#### [INSTRUCTION]
Below are the entries; count the lines in them that contain the word "this" and give only the number.
┌────────
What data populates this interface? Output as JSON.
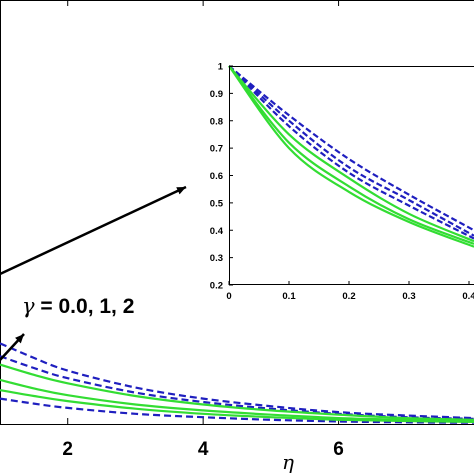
{
  "chart_data": [
    {
      "id": "main",
      "type": "line",
      "xlabel": "η",
      "ylabel": "",
      "xlim": [
        1.0,
        8.0
      ],
      "ylim": [
        0.0,
        0.5
      ],
      "x_ticks": [
        2,
        4,
        6
      ],
      "x_tick_labels": [
        "2",
        "4",
        "6"
      ],
      "grid": false,
      "series": [
        {
          "style": "dashed",
          "color": "#1f1fbf",
          "x": [
            1.0,
            1.5,
            2.0,
            3.0,
            4.0,
            5.0,
            6.0,
            7.0,
            8.0
          ],
          "y": [
            0.095,
            0.078,
            0.063,
            0.043,
            0.03,
            0.021,
            0.014,
            0.01,
            0.007
          ]
        },
        {
          "style": "dashed",
          "color": "#1f1fbf",
          "x": [
            1.0,
            1.5,
            2.0,
            3.0,
            4.0,
            5.0,
            6.0,
            7.0,
            8.0
          ],
          "y": [
            0.08,
            0.066,
            0.054,
            0.037,
            0.026,
            0.018,
            0.012,
            0.008,
            0.006
          ]
        },
        {
          "style": "dashed",
          "color": "#1f1fbf",
          "x": [
            1.0,
            1.5,
            2.0,
            3.0,
            4.0,
            5.0,
            6.0,
            7.0,
            8.0
          ],
          "y": [
            0.03,
            0.024,
            0.019,
            0.012,
            0.008,
            0.005,
            0.003,
            0.002,
            0.0015
          ]
        },
        {
          "style": "solid",
          "color": "#33dd33",
          "x": [
            1.0,
            1.5,
            2.0,
            3.0,
            4.0,
            5.0,
            6.0,
            7.0,
            8.0
          ],
          "y": [
            0.07,
            0.058,
            0.048,
            0.033,
            0.023,
            0.016,
            0.011,
            0.007,
            0.005
          ]
        },
        {
          "style": "solid",
          "color": "#33dd33",
          "x": [
            1.0,
            1.5,
            2.0,
            3.0,
            4.0,
            5.0,
            6.0,
            7.0,
            8.0
          ],
          "y": [
            0.052,
            0.042,
            0.034,
            0.023,
            0.016,
            0.011,
            0.007,
            0.005,
            0.0035
          ]
        },
        {
          "style": "solid",
          "color": "#33dd33",
          "x": [
            1.0,
            1.5,
            2.0,
            3.0,
            4.0,
            5.0,
            6.0,
            7.0,
            8.0
          ],
          "y": [
            0.04,
            0.033,
            0.027,
            0.018,
            0.012,
            0.008,
            0.005,
            0.0035,
            0.0025
          ]
        }
      ]
    },
    {
      "id": "inset",
      "type": "line",
      "xlabel": "",
      "ylabel": "",
      "xlim": [
        0,
        0.42
      ],
      "ylim": [
        0.2,
        1.0
      ],
      "x_ticks": [
        0,
        0.1,
        0.2,
        0.3,
        0.4
      ],
      "x_tick_labels": [
        "0",
        "0.1",
        "0.2",
        "0.3",
        "0.4"
      ],
      "y_ticks": [
        0.2,
        0.3,
        0.4,
        0.5,
        0.6,
        0.7,
        0.8,
        0.9,
        1.0
      ],
      "y_tick_labels": [
        "0.2",
        "0.3",
        "0.4",
        "0.5",
        "0.6",
        "0.7",
        "0.8",
        "0.9",
        "1"
      ],
      "grid": false,
      "series": [
        {
          "style": "dashed",
          "color": "#1f1fbf",
          "x": [
            0,
            0.1,
            0.2,
            0.3,
            0.42
          ],
          "y": [
            1.0,
            0.82,
            0.66,
            0.53,
            0.4
          ]
        },
        {
          "style": "dashed",
          "color": "#1f1fbf",
          "x": [
            0,
            0.1,
            0.2,
            0.3,
            0.42
          ],
          "y": [
            1.0,
            0.8,
            0.63,
            0.51,
            0.38
          ]
        },
        {
          "style": "dashed",
          "color": "#1f1fbf",
          "x": [
            0,
            0.1,
            0.2,
            0.3,
            0.42
          ],
          "y": [
            1.0,
            0.78,
            0.61,
            0.49,
            0.37
          ]
        },
        {
          "style": "solid",
          "color": "#33dd33",
          "x": [
            0,
            0.1,
            0.2,
            0.3,
            0.42
          ],
          "y": [
            1.0,
            0.75,
            0.59,
            0.46,
            0.36
          ]
        },
        {
          "style": "solid",
          "color": "#33dd33",
          "x": [
            0,
            0.1,
            0.2,
            0.3,
            0.42
          ],
          "y": [
            1.0,
            0.72,
            0.56,
            0.44,
            0.35
          ]
        },
        {
          "style": "solid",
          "color": "#33dd33",
          "x": [
            0,
            0.1,
            0.2,
            0.3,
            0.42
          ],
          "y": [
            1.0,
            0.7,
            0.54,
            0.43,
            0.34
          ]
        }
      ]
    }
  ],
  "annotation": {
    "symbol": "γ",
    "text": " = 0.0, 1, 2"
  }
}
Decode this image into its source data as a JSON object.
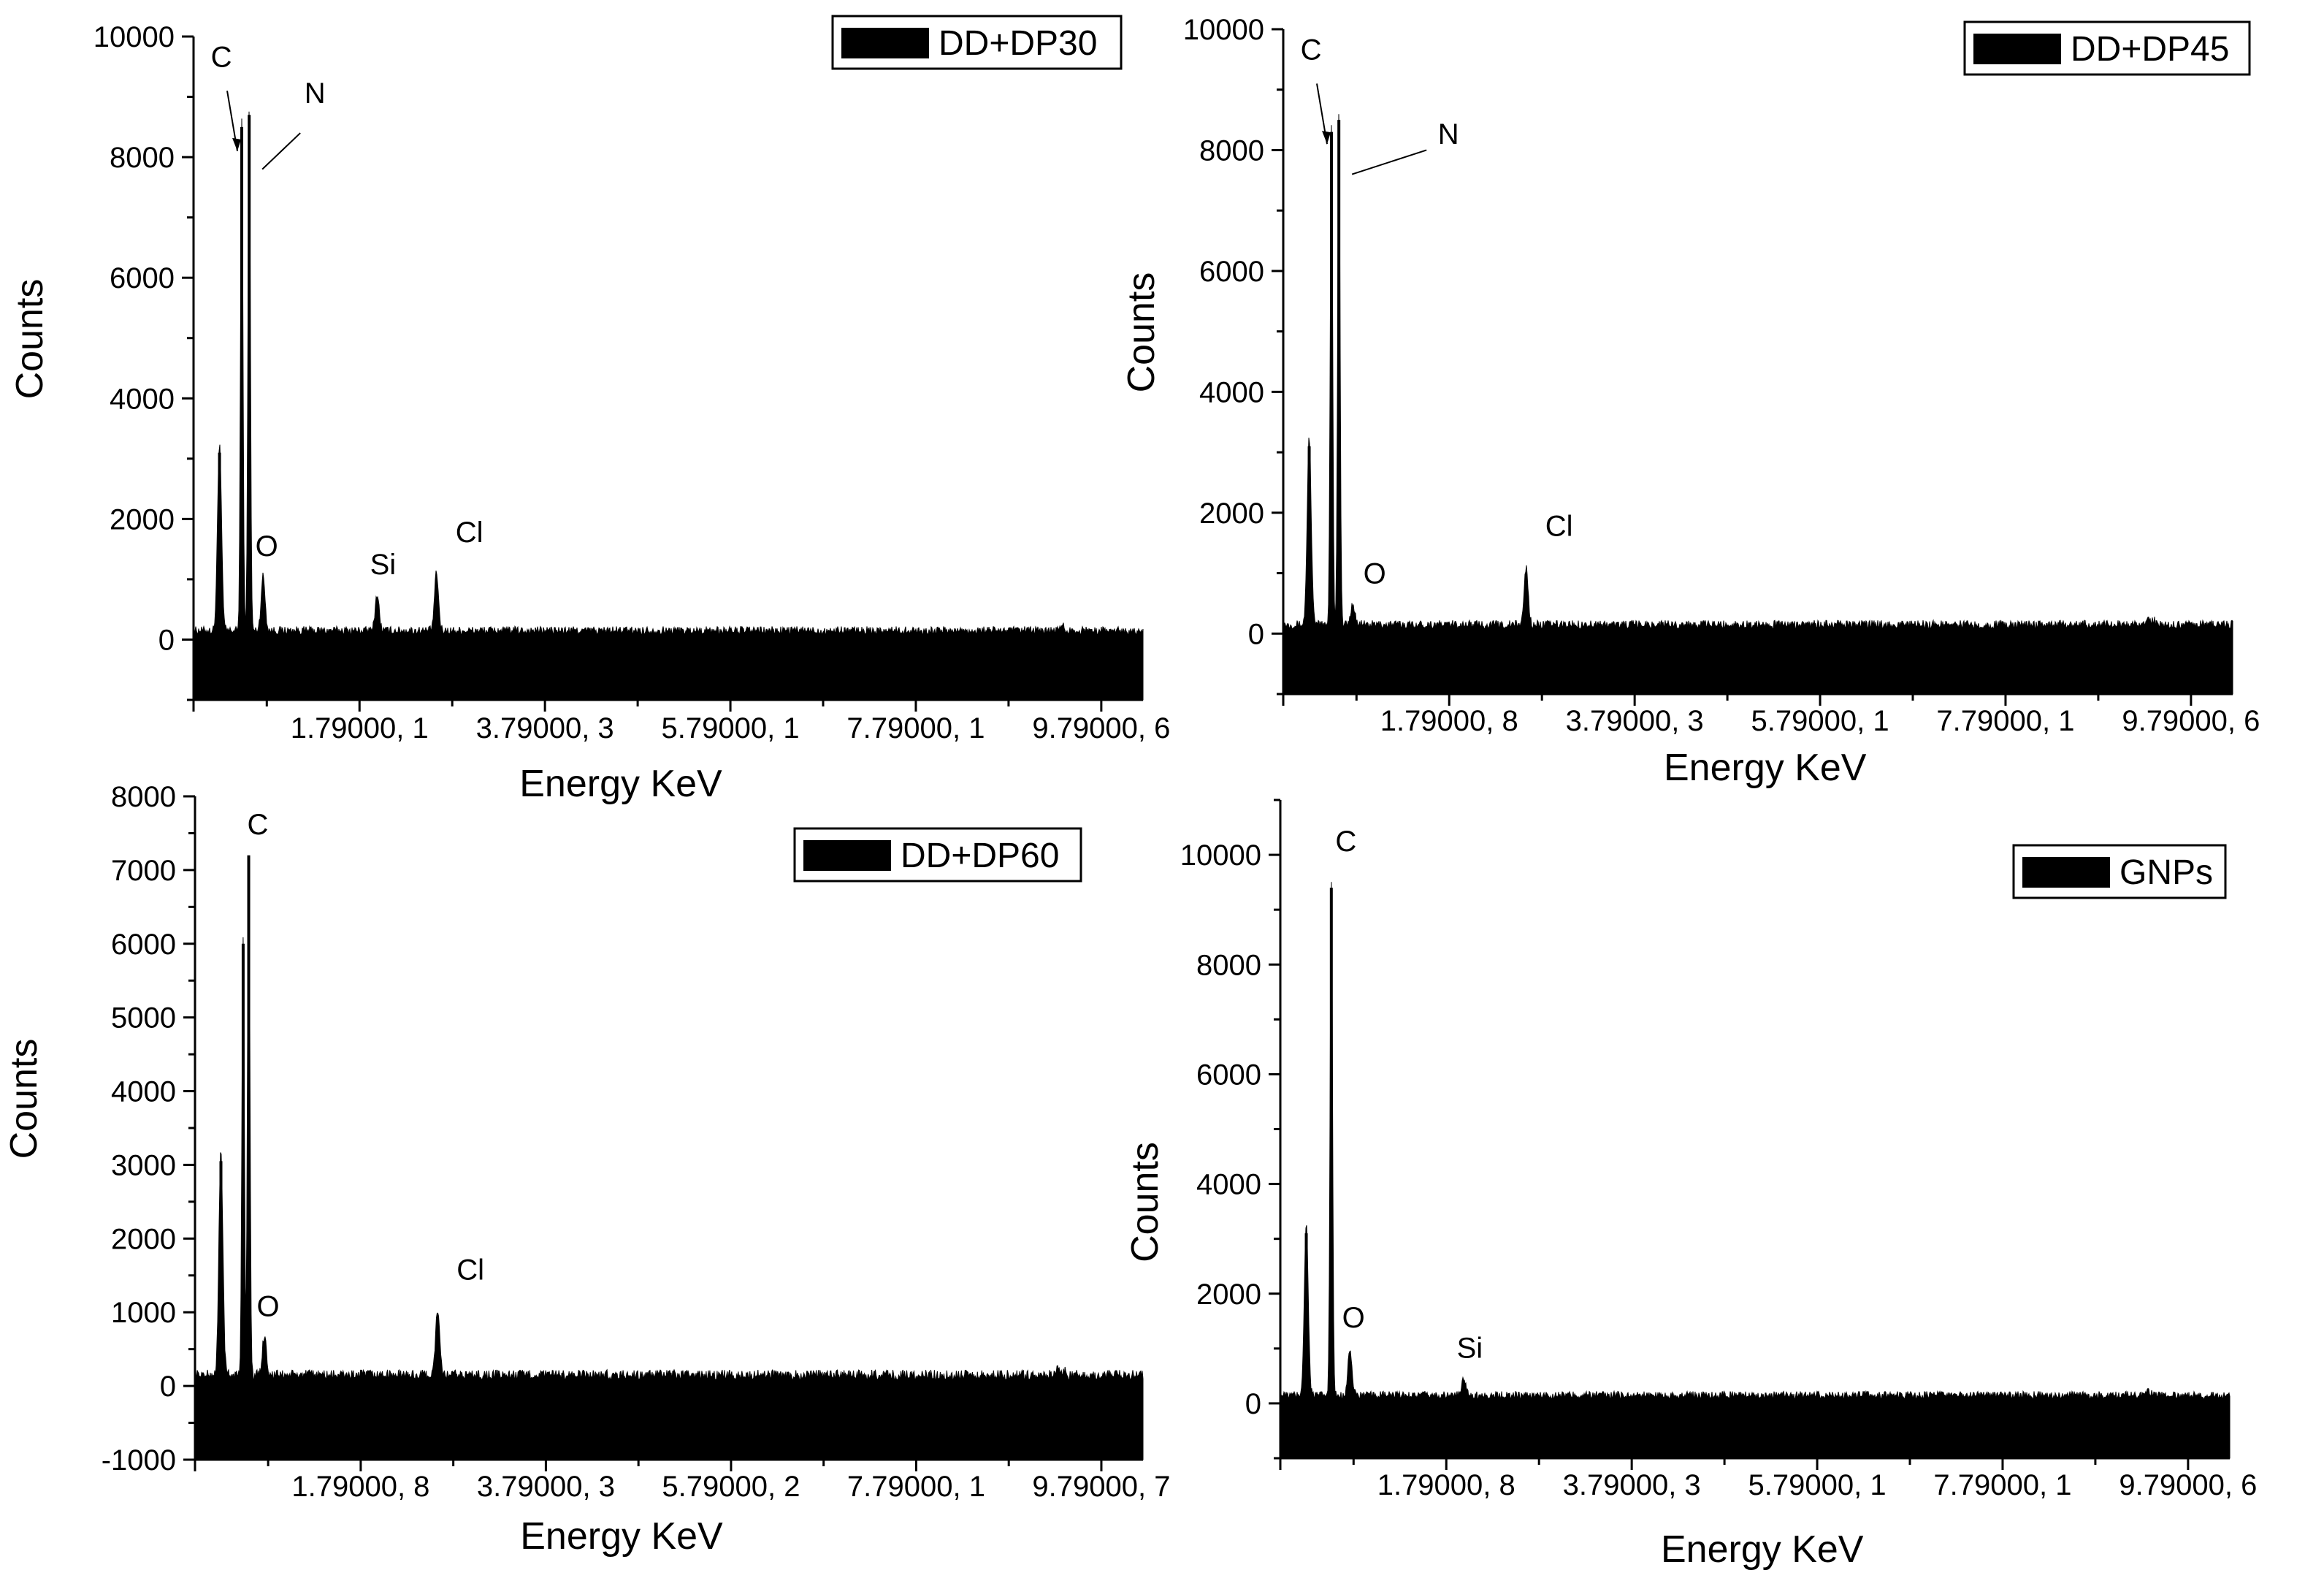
{
  "chart_data": [
    {
      "type": "area",
      "legend": "DD+DP30",
      "xlabel": "Energy KeV",
      "ylabel": "Counts",
      "ylim": [
        -1000,
        10000
      ],
      "y_ticks": [
        0,
        2000,
        4000,
        6000,
        8000,
        10000
      ],
      "x_tick_labels": [
        "1.79000, 1",
        "3.79000, 3",
        "5.79000, 1",
        "7.79000, 1",
        "9.79000, 6"
      ],
      "series_color": "#000000",
      "peaks": [
        {
          "label": "",
          "x": 0.28,
          "counts": 3100
        },
        {
          "label": "C",
          "x": 0.52,
          "counts": 8500
        },
        {
          "label": "N",
          "x": 0.6,
          "counts": 8700
        },
        {
          "label": "O",
          "x": 0.75,
          "counts": 900
        },
        {
          "label": "Si",
          "x": 1.98,
          "counts": 600
        },
        {
          "label": "Cl",
          "x": 2.62,
          "counts": 950
        }
      ]
    },
    {
      "type": "area",
      "legend": "DD+DP45",
      "xlabel": "Energy KeV",
      "ylabel": "Counts",
      "ylim": [
        -1000,
        10000
      ],
      "y_ticks": [
        0,
        2000,
        4000,
        6000,
        8000,
        10000
      ],
      "x_tick_labels": [
        "1.79000, 8",
        "3.79000, 3",
        "5.79000, 1",
        "7.79000, 1",
        "9.79000, 6"
      ],
      "series_color": "#000000",
      "peaks": [
        {
          "label": "",
          "x": 0.28,
          "counts": 3100
        },
        {
          "label": "C",
          "x": 0.52,
          "counts": 8300
        },
        {
          "label": "N",
          "x": 0.6,
          "counts": 8500
        },
        {
          "label": "O",
          "x": 0.75,
          "counts": 350
        },
        {
          "label": "Cl",
          "x": 2.62,
          "counts": 950
        }
      ]
    },
    {
      "type": "area",
      "legend": "DD+DP60",
      "xlabel": "Energy KeV",
      "ylabel": "Counts",
      "ylim": [
        -1000,
        8000
      ],
      "y_ticks": [
        -1000,
        0,
        1000,
        2000,
        3000,
        4000,
        5000,
        6000,
        7000,
        8000
      ],
      "x_tick_labels": [
        "1.79000, 8",
        "3.79000, 3",
        "5.79000, 2",
        "7.79000, 1",
        "9.79000, 7"
      ],
      "series_color": "#000000",
      "peaks": [
        {
          "label": "",
          "x": 0.28,
          "counts": 3050
        },
        {
          "label": "C",
          "x": 0.52,
          "counts": 6000
        },
        {
          "label": "",
          "x": 0.58,
          "counts": 7200
        },
        {
          "label": "O",
          "x": 0.75,
          "counts": 550
        },
        {
          "label": "Cl",
          "x": 2.62,
          "counts": 900
        }
      ]
    },
    {
      "type": "area",
      "legend": "GNPs",
      "xlabel": "Energy KeV",
      "ylabel": "Counts",
      "ylim": [
        -1000,
        11000
      ],
      "y_ticks": [
        0,
        2000,
        4000,
        6000,
        8000,
        10000
      ],
      "x_tick_labels": [
        "1.79000, 8",
        "3.79000, 3",
        "5.79000, 1",
        "7.79000, 1",
        "9.79000, 6"
      ],
      "series_color": "#000000",
      "peaks": [
        {
          "label": "",
          "x": 0.28,
          "counts": 3100
        },
        {
          "label": "C",
          "x": 0.55,
          "counts": 9400
        },
        {
          "label": "O",
          "x": 0.75,
          "counts": 850
        },
        {
          "label": "Si",
          "x": 1.98,
          "counts": 300
        }
      ]
    }
  ]
}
└────────
#### [RESULT BELOW]
2